**What you have to do:**
Nothing in the records may be left out or altered; reproduce them all exactly.

[Stored data entries]

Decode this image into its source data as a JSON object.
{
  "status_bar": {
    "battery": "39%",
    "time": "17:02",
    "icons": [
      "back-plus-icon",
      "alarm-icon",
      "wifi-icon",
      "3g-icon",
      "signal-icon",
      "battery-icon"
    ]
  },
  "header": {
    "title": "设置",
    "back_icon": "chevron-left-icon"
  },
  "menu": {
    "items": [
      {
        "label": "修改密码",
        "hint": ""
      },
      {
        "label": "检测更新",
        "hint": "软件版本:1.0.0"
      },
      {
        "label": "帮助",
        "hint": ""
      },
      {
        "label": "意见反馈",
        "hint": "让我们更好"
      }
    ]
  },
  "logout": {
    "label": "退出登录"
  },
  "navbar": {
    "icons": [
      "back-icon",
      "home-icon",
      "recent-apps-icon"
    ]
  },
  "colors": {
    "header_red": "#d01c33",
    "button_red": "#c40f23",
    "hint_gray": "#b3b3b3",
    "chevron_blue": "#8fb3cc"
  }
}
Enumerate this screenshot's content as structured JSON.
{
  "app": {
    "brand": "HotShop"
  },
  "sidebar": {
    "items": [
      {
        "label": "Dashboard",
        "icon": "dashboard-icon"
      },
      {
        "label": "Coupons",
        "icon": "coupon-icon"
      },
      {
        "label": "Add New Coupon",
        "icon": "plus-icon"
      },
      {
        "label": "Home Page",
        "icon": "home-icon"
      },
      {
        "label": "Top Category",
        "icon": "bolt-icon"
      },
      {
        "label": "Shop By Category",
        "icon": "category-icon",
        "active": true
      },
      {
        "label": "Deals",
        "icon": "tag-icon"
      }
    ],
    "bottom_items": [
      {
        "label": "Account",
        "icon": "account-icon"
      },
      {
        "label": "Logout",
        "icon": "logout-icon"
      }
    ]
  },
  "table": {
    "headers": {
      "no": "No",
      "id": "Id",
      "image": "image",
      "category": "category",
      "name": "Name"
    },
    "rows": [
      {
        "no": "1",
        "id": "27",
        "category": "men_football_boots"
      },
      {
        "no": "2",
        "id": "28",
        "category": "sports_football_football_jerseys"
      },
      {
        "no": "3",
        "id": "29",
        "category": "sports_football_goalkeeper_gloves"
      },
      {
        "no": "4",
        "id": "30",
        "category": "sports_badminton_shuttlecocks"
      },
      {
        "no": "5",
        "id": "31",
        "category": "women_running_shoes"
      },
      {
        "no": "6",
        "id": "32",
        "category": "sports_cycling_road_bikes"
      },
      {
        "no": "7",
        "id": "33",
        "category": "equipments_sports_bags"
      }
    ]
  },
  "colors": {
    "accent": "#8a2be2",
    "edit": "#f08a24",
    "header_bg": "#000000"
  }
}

**Complete response:**
Decode this image into its source data as a JSON object.
{
  "status_bar": {
    "battery": "39%",
    "time": "17:02",
    "icons": [
      "back-plus-icon",
      "alarm-icon",
      "wifi-icon",
      "3g-icon",
      "signal-icon",
      "battery-icon"
    ]
  },
  "header": {
    "title": "设置",
    "back_icon": "chevron-left-icon"
  },
  "menu": {
    "items": [
      {
        "label": "修改密码",
        "hint": ""
      },
      {
        "label": "检测更新",
        "hint": "软件版本:1.0.0"
      },
      {
        "label": "帮助",
        "hint": ""
      },
      {
        "label": "意见反馈",
        "hint": "让我们更好"
      }
    ]
  },
  "logout": {
    "label": "退出登录"
  },
  "navbar": {
    "icons": [
      "back-icon",
      "home-icon",
      "recent-apps-icon"
    ]
  },
  "colors": {
    "header_red": "#d01c33",
    "button_red": "#c40f23",
    "hint_gray": "#b3b3b3",
    "chevron_blue": "#8fb3cc"
  }
}
Enumerate this screenshot's content as structured JSON.
{
  "app": {
    "brand": "HotShop"
  },
  "sidebar": {
    "items": [
      {
        "label": "Dashboard",
        "icon": "dashboard-icon"
      },
      {
        "label": "Coupons",
        "icon": "coupon-icon"
      },
      {
        "label": "Add New Coupon",
        "icon": "plus-icon"
      },
      {
        "label": "Home Page",
        "icon": "home-icon"
      },
      {
        "label": "Top Category",
        "icon": "bolt-icon"
      },
      {
        "label": "Shop By Category",
        "icon": "category-icon",
        "active": true
      },
      {
        "label": "Deals",
        "icon": "tag-icon"
      }
    ],
    "bottom_items": [
      {
        "label": "Account",
        "icon": "account-icon"
      },
      {
        "label": "Logout",
        "icon": "logout-icon"
      }
    ]
  },
  "table": {
    "headers": {
      "no": "No",
      "id": "Id",
      "image": "image",
      "category": "category",
      "name": "Name"
    },
    "rows": [
      {
        "no": "1",
        "id": "27",
        "category": "men_football_boots"
      },
      {
        "no": "2",
        "id": "28",
        "category": "sports_football_football_jerseys"
      },
      {
        "no": "3",
        "id": "29",
        "category": "sports_football_goalkeeper_gloves"
      },
      {
        "no": "4",
        "id": "30",
        "category": "sports_badminton_shuttlecocks"
      },
      {
        "no": "5",
        "id": "31",
        "category": "women_running_shoes"
      },
      {
        "no": "6",
        "id": "32",
        "category": "sports_cycling_road_bikes"
      },
      {
        "no": "7",
        "id": "33",
        "category": "equipments_sports_bags"
      }
    ]
  },
  "colors": {
    "accent": "#8a2be2",
    "edit": "#f08a24",
    "header_bg": "#000000"
  }
}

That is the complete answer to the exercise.